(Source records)
•••••

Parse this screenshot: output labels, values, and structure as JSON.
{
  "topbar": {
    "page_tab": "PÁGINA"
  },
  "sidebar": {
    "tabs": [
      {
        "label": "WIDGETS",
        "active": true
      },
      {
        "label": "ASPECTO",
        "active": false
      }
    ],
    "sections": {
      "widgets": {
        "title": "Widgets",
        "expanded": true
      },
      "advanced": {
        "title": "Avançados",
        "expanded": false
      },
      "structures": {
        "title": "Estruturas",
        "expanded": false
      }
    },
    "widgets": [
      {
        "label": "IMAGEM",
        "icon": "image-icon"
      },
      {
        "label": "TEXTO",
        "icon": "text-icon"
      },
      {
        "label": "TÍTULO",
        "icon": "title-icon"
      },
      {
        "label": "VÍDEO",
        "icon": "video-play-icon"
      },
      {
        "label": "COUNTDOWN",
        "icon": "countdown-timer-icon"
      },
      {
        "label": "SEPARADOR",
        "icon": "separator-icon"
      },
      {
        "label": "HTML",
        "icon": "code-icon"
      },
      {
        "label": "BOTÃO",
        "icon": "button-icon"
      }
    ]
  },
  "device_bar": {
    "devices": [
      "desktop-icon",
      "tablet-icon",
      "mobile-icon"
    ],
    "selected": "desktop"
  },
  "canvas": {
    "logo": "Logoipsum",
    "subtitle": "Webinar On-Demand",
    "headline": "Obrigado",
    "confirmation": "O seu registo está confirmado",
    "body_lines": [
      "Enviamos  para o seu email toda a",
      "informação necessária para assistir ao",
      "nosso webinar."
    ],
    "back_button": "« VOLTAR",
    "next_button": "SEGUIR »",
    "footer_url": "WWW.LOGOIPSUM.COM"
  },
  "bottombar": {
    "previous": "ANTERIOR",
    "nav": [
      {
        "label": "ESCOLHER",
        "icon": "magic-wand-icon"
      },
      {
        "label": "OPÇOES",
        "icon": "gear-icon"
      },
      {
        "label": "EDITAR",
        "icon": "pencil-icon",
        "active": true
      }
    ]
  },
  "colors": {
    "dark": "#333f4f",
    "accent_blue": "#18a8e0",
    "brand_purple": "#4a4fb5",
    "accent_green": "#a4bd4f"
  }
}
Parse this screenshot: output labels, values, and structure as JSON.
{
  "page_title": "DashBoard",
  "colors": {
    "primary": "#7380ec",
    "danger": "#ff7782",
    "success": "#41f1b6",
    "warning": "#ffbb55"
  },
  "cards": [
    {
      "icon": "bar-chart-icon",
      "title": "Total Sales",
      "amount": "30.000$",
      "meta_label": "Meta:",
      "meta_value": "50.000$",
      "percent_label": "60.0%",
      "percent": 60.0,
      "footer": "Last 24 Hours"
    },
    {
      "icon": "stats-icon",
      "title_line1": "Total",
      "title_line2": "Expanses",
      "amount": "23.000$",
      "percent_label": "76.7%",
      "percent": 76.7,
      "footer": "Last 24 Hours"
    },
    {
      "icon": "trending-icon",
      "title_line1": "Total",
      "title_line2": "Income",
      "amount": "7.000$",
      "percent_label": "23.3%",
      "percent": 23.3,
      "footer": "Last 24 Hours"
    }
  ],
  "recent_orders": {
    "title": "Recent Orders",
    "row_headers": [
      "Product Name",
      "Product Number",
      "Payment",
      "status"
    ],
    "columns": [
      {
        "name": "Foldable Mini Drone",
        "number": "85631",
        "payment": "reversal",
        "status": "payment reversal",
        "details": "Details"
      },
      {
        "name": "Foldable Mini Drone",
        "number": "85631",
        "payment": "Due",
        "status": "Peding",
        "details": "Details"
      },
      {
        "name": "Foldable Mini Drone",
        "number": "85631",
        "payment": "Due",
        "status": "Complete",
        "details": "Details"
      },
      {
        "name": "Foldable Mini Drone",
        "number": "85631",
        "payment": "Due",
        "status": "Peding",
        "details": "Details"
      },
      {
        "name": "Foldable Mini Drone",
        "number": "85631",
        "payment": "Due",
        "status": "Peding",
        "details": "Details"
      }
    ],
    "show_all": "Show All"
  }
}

•••••

Directions =>
Give a word-for-word copy of the records.

Task answer =>
Parse this screenshot: output labels, values, and structure as JSON.
{
  "topbar": {
    "page_tab": "PÁGINA"
  },
  "sidebar": {
    "tabs": [
      {
        "label": "WIDGETS",
        "active": true
      },
      {
        "label": "ASPECTO",
        "active": false
      }
    ],
    "sections": {
      "widgets": {
        "title": "Widgets",
        "expanded": true
      },
      "advanced": {
        "title": "Avançados",
        "expanded": false
      },
      "structures": {
        "title": "Estruturas",
        "expanded": false
      }
    },
    "widgets": [
      {
        "label": "IMAGEM",
        "icon": "image-icon"
      },
      {
        "label": "TEXTO",
        "icon": "text-icon"
      },
      {
        "label": "TÍTULO",
        "icon": "title-icon"
      },
      {
        "label": "VÍDEO",
        "icon": "video-play-icon"
      },
      {
        "label": "COUNTDOWN",
        "icon": "countdown-timer-icon"
      },
      {
        "label": "SEPARADOR",
        "icon": "separator-icon"
      },
      {
        "label": "HTML",
        "icon": "code-icon"
      },
      {
        "label": "BOTÃO",
        "icon": "button-icon"
      }
    ]
  },
  "device_bar": {
    "devices": [
      "desktop-icon",
      "tablet-icon",
      "mobile-icon"
    ],
    "selected": "desktop"
  },
  "canvas": {
    "logo": "Logoipsum",
    "subtitle": "Webinar On-Demand",
    "headline": "Obrigado",
    "confirmation": "O seu registo está confirmado",
    "body_lines": [
      "Enviamos  para o seu email toda a",
      "informação necessária para assistir ao",
      "nosso webinar."
    ],
    "back_button": "« VOLTAR",
    "next_button": "SEGUIR »",
    "footer_url": "WWW.LOGOIPSUM.COM"
  },
  "bottombar": {
    "previous": "ANTERIOR",
    "nav": [
      {
        "label": "ESCOLHER",
        "icon": "magic-wand-icon"
      },
      {
        "label": "OPÇOES",
        "icon": "gear-icon"
      },
      {
        "label": "EDITAR",
        "icon": "pencil-icon",
        "active": true
      }
    ]
  },
  "colors": {
    "dark": "#333f4f",
    "accent_blue": "#18a8e0",
    "brand_purple": "#4a4fb5",
    "accent_green": "#a4bd4f"
  }
}
Parse this screenshot: output labels, values, and structure as JSON.
{
  "page_title": "DashBoard",
  "colors": {
    "primary": "#7380ec",
    "danger": "#ff7782",
    "success": "#41f1b6",
    "warning": "#ffbb55"
  },
  "cards": [
    {
      "icon": "bar-chart-icon",
      "title": "Total Sales",
      "amount": "30.000$",
      "meta_label": "Meta:",
      "meta_value": "50.000$",
      "percent_label": "60.0%",
      "percent": 60.0,
      "footer": "Last 24 Hours"
    },
    {
      "icon": "stats-icon",
      "title_line1": "Total",
      "title_line2": "Expanses",
      "amount": "23.000$",
      "percent_label": "76.7%",
      "percent": 76.7,
      "footer": "Last 24 Hours"
    },
    {
      "icon": "trending-icon",
      "title_line1": "Total",
      "title_line2": "Income",
      "amount": "7.000$",
      "percent_label": "23.3%",
      "percent": 23.3,
      "footer": "Last 24 Hours"
    }
  ],
  "recent_orders": {
    "title": "Recent Orders",
    "row_headers": [
      "Product Name",
      "Product Number",
      "Payment",
      "status"
    ],
    "columns": [
      {
        "name": "Foldable Mini Drone",
        "number": "85631",
        "payment": "reversal",
        "status": "payment reversal",
        "details": "Details"
      },
      {
        "name": "Foldable Mini Drone",
        "number": "85631",
        "payment": "Due",
        "status": "Peding",
        "details": "Details"
      },
      {
        "name": "Foldable Mini Drone",
        "number": "85631",
        "payment": "Due",
        "status": "Complete",
        "details": "Details"
      },
      {
        "name": "Foldable Mini Drone",
        "number": "85631",
        "payment": "Due",
        "status": "Peding",
        "details": "Details"
      },
      {
        "name": "Foldable Mini Drone",
        "number": "85631",
        "payment": "Due",
        "status": "Peding",
        "details": "Details"
      }
    ],
    "show_all": "Show All"
  }
}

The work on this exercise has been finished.